▸ **Goal 1**:
Please reproduce the rows word for word, from the first row up to and including the row with "url-text: bettertopia.panasonic.com xyxy=(419,17,561,31)".
===== Text block =====
Even this does not begin to explain the complexity—for in real life, at least, most people change, at least subtly, when they are with different people. The changes can be pretty major—I remember well my summer as a performer at the Sundance Summer Theatre in Utah. I was a 19-year-old trying to convince myself and others that I was a man, so with the other performers I became at least as profane—nay, foul-mouthed and filthy-minded—as the most immature of them. I worked hard to develop some fluidity and cleverness in my vulgarity, and won my share of laughs from the others. Yet during this whole time I lived with my parents, coming down the mountain at insane speeds late at night, only to end up in a home where certain words were simply never said. And I never said them. Not once did I slip and speak in front of my family the way I spoke constantly in front of the other performers at Sundance. This was not by any herculean effort, either. I didn't think about changing my behavior; it simply happened. When I was with my parents I wasn't the same person.
===== Data rows =====
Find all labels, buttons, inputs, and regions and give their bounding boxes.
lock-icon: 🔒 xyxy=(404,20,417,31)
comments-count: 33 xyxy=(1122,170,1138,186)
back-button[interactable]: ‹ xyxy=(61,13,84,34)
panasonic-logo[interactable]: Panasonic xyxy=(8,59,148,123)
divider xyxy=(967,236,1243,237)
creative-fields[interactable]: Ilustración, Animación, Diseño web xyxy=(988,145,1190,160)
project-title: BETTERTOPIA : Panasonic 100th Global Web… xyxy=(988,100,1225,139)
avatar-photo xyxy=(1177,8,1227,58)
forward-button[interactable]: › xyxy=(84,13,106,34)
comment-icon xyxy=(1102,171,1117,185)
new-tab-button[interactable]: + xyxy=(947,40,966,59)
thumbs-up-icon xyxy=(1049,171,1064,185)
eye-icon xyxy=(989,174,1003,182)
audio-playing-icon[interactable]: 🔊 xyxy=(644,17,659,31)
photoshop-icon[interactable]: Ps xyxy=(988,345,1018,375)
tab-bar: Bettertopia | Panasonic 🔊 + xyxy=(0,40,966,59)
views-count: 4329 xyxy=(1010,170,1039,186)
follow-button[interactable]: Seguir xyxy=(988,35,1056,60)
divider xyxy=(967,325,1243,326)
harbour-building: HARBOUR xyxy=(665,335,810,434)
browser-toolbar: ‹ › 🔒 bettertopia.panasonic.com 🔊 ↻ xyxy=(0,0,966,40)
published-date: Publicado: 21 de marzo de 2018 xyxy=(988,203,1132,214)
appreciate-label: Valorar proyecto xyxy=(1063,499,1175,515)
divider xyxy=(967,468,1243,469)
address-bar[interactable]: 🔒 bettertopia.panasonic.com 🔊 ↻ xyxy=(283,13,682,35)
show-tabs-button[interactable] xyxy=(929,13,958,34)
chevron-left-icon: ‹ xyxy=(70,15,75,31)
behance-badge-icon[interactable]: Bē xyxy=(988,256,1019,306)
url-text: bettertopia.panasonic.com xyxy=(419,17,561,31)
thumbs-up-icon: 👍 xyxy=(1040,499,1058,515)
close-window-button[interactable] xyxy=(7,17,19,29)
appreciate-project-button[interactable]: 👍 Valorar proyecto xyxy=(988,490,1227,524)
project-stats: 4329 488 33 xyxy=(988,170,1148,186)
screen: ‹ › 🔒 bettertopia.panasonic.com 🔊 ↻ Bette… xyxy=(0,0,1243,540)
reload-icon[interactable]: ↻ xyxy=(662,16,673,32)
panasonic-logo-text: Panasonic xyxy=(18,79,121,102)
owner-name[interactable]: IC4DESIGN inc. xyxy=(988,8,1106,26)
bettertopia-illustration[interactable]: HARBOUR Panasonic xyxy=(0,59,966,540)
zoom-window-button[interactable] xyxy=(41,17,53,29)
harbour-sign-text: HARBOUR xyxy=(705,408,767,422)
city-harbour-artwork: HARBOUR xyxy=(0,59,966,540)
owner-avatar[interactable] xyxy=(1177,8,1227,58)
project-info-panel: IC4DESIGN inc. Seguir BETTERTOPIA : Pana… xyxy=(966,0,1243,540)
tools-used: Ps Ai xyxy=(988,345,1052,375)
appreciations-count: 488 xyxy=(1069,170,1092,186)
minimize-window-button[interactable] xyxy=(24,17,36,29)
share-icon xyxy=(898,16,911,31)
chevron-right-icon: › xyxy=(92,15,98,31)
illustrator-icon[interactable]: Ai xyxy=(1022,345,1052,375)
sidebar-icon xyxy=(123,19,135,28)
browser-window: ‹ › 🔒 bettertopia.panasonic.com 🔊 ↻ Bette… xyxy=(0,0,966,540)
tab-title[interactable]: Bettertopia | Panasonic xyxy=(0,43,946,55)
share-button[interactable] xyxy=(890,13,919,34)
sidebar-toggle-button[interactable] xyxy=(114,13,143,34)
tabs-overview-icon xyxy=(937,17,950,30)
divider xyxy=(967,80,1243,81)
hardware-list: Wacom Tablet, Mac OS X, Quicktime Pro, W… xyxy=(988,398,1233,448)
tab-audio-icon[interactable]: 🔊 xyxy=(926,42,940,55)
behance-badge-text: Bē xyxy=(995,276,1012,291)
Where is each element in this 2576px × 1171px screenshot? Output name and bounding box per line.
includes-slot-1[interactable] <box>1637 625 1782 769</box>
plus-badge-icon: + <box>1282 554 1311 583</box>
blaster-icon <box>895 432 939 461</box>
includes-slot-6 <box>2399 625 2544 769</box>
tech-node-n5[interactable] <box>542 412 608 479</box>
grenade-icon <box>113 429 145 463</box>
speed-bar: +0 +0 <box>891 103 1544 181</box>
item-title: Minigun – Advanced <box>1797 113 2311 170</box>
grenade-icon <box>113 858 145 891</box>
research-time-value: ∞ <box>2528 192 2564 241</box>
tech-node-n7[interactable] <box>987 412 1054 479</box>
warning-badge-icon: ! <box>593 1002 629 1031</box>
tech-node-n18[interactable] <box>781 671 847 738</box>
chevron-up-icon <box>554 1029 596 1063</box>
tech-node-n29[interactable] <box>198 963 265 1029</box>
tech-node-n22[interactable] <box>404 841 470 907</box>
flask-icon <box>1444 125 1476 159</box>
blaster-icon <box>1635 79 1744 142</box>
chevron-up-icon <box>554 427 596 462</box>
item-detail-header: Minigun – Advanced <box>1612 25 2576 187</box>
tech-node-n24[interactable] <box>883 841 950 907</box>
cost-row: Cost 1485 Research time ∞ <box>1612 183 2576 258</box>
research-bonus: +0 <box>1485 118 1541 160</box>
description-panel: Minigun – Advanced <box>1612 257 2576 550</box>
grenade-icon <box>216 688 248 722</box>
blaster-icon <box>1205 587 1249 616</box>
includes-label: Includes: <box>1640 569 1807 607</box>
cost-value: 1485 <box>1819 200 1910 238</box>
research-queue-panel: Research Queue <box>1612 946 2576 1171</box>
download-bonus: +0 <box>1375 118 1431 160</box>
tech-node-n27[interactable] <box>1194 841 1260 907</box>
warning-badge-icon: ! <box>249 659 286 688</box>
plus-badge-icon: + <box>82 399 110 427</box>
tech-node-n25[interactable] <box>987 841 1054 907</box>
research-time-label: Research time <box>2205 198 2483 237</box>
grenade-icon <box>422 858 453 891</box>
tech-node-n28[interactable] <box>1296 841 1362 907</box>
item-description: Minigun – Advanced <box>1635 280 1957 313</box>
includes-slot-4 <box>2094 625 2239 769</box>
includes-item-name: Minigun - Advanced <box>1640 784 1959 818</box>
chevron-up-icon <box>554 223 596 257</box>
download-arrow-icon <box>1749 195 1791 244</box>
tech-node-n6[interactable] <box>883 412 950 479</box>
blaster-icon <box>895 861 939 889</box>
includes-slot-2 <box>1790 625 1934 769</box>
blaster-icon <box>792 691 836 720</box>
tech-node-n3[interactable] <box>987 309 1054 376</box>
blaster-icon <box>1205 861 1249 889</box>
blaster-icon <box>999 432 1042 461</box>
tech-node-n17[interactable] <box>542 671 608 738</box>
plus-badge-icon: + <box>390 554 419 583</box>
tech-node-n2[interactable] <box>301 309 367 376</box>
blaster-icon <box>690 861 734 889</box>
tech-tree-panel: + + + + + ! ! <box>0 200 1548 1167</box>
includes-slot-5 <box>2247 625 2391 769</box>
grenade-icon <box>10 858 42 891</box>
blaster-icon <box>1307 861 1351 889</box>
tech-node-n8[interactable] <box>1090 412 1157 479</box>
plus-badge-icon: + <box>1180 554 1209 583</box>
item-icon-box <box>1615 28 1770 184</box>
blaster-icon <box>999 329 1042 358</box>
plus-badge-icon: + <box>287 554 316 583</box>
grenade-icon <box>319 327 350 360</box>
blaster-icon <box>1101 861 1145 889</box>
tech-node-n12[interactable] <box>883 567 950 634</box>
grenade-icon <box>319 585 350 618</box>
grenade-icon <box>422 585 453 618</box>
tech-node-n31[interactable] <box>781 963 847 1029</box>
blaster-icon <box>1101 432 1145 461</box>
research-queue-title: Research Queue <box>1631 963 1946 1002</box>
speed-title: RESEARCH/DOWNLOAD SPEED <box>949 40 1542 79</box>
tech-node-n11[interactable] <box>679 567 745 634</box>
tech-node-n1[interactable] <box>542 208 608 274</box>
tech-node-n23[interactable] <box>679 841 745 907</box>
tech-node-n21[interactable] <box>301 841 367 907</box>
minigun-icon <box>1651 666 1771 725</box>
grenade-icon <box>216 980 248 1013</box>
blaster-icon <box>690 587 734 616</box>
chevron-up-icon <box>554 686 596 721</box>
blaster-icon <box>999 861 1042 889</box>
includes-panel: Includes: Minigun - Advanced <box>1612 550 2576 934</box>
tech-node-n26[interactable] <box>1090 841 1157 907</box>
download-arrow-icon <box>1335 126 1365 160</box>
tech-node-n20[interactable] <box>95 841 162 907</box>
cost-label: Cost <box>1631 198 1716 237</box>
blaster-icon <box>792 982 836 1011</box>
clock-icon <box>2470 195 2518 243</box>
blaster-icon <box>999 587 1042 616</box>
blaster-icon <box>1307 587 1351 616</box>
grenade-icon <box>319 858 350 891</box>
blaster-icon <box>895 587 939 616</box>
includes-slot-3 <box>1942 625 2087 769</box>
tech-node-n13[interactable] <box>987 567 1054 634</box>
=====
▸ **Goal 2**:
Condense the paragraph beginning "Even this does not begin" in the text on acting differently around different people into a short bulleted list that keeps its main facts.

▸ **Answer 1**:
Find all labels, buttons, inputs, and regions and give their bounding boxes.
lock-icon: 🔒 xyxy=(404,20,417,31)
comments-count: 33 xyxy=(1122,170,1138,186)
back-button[interactable]: ‹ xyxy=(61,13,84,34)
panasonic-logo[interactable]: Panasonic xyxy=(8,59,148,123)
divider xyxy=(967,236,1243,237)
creative-fields[interactable]: Ilustración, Animación, Diseño web xyxy=(988,145,1190,160)
project-title: BETTERTOPIA : Panasonic 100th Global Web… xyxy=(988,100,1225,139)
avatar-photo xyxy=(1177,8,1227,58)
forward-button[interactable]: › xyxy=(84,13,106,34)
comment-icon xyxy=(1102,171,1117,185)
new-tab-button[interactable]: + xyxy=(947,40,966,59)
thumbs-up-icon xyxy=(1049,171,1064,185)
eye-icon xyxy=(989,174,1003,182)
audio-playing-icon[interactable]: 🔊 xyxy=(644,17,659,31)
photoshop-icon[interactable]: Ps xyxy=(988,345,1018,375)
tab-bar: Bettertopia | Panasonic 🔊 + xyxy=(0,40,966,59)
views-count: 4329 xyxy=(1010,170,1039,186)
follow-button[interactable]: Seguir xyxy=(988,35,1056,60)
divider xyxy=(967,325,1243,326)
harbour-building: HARBOUR xyxy=(665,335,810,434)
browser-toolbar: ‹ › 🔒 bettertopia.panasonic.com 🔊 ↻ xyxy=(0,0,966,40)
published-date: Publicado: 21 de marzo de 2018 xyxy=(988,203,1132,214)
appreciate-label: Valorar proyecto xyxy=(1063,499,1175,515)
divider xyxy=(967,468,1243,469)
address-bar[interactable]: 🔒 bettertopia.panasonic.com 🔊 ↻ xyxy=(283,13,682,35)
show-tabs-button[interactable] xyxy=(929,13,958,34)
chevron-left-icon: ‹ xyxy=(70,15,75,31)
behance-badge-icon[interactable]: Bē xyxy=(988,256,1019,306)
url-text: bettertopia.panasonic.com xyxy=(419,17,561,31)

▸ **Answer 2**:
- Most people change, at least subtly, depending on who they are with, and the changes can be major.
- At 19, the writer spent a summer as a performer at the Sundance Summer Theatre in Utah.
- To convince themselves and others of being a man, the writer became as foul-mouthed as the most immature performers, worked at clever vulgarity, and won laughs.
- All that summer the writer lived with their parents, driving down the mountain fast late at night to a home where certain words were never said.
- The writer never once spoke that way at home. This took no effort or thought, because around the parents the writer was not the same person.